- TASKS TO PERFORM:
1/ Retype the passage of the zebra mussel startup article that runs between "The first business" and "mind for years.", inclusive.
2/ Write the next part of the article on Tyler Rezachek and AntiMussel, picking up after its final sentence.

Wisconsinites who enjoy spending their time on Lake Michigan are no stranger to zebra mussels – an invasive creature that’s not only made its home within the vast body of water, but often congregates on boats and other surfaces.
Army veteran Tyler Rezachek is one such Wisconsinite. His frustration with constantly having to clean mussels off of his boat led him to identify a problem that was the catalyst for the creation of his startup AntiMussel.
Rezachek truly began relying on his entrepreneurial side after joining the Army in 2008 and serving over four years as a Chinook helicopter mechanic. His transition to civilian life was less than smooth.
“Like most veterans, I had about 30 jobs in the 10 years between now and when I got into the military,” Rezachek said. “I quickly realized I was unemployable and needed something to myself.”
The first business he founded was an industrial hemp brokerage in Plymouth. From there, Rezachek ventured into the landscaping industry. It wasn’t last December, when he attended an entrepreneurship bootcamp for veterans at Texas A&M University, that he leaned into an idea that had lingered in his mind for years.

(Stored data)
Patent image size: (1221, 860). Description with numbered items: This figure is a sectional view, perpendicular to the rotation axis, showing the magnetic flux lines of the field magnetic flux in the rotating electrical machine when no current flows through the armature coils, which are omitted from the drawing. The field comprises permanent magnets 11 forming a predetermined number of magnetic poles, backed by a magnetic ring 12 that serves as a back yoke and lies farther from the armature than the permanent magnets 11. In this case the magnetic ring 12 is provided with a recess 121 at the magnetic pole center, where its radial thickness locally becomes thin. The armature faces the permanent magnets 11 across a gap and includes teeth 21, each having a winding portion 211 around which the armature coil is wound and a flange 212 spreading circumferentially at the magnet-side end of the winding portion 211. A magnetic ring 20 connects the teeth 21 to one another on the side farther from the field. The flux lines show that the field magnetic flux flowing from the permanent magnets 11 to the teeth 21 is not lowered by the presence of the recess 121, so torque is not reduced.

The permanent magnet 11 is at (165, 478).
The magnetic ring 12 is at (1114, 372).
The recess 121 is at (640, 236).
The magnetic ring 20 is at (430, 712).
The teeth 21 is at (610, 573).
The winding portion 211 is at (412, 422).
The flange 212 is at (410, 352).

- EXERCISE RESULTS:
1/
The first business he founded was an industrial hemp brokerage in Plymouth. From there, Rezachek ventured into the landscaping industry. It wasn’t last December, when he attended an entrepreneurship bootcamp for veterans at Texas A&M University, that he leaned into an idea that had lingered in his mind for years.

2/
“That was one of the most pivotal moments in my life,” Rezachek said. “It gave me the confidence to start thinking about AntiMussel.”
Rezachek grew up fishing on Lake Michigan and like most fisherman, he became quickly familiar with the nuisance that is the zebra mussel. He officially launched AntiMussel last May, hoping to provide a solution to the problem.
That solution is to have the mussels vacuumed up by boats that are set to patrol an automated path. Once the mussels are collected, they are converted into calcium carbonate.
“The innovation here is the process of removal (of the mussels), processing and the end product,” Rezachek said. “We normally get calcium carbonate from rocks. The process right now is mining big rocks, smashing them into a really fine powder, putting it into a pill form, and selling it. The rocks they’re mining are limestone, which are several million year old seashells. In my mind, you can just skip that million years and we can pull them off the lake.”
The calcium carbonate made of out zebra mussels has a higher purity rate than the product made from limestone. It is the world’s only source of renewable calcium carbonate, according to the nonprofit economic development corporation The New North. One zebra mussel provides enough calcium carbonate to make one piece of printer paper.
AntiMussel took home second place at The New North’s pitch competition, which was held at Titletown Tech last December. Aside from the $1,000 won from The New North pitch competition, Rezachek has also received $16,900 in grant funding. Outside of that funding, he has been bootstrapping.
Rezachek is hoping to launch a pilot program in Plymouth this spring. His goal is to remove a 250 square meter area of mussels. He’ll do this himself with the help of a diver.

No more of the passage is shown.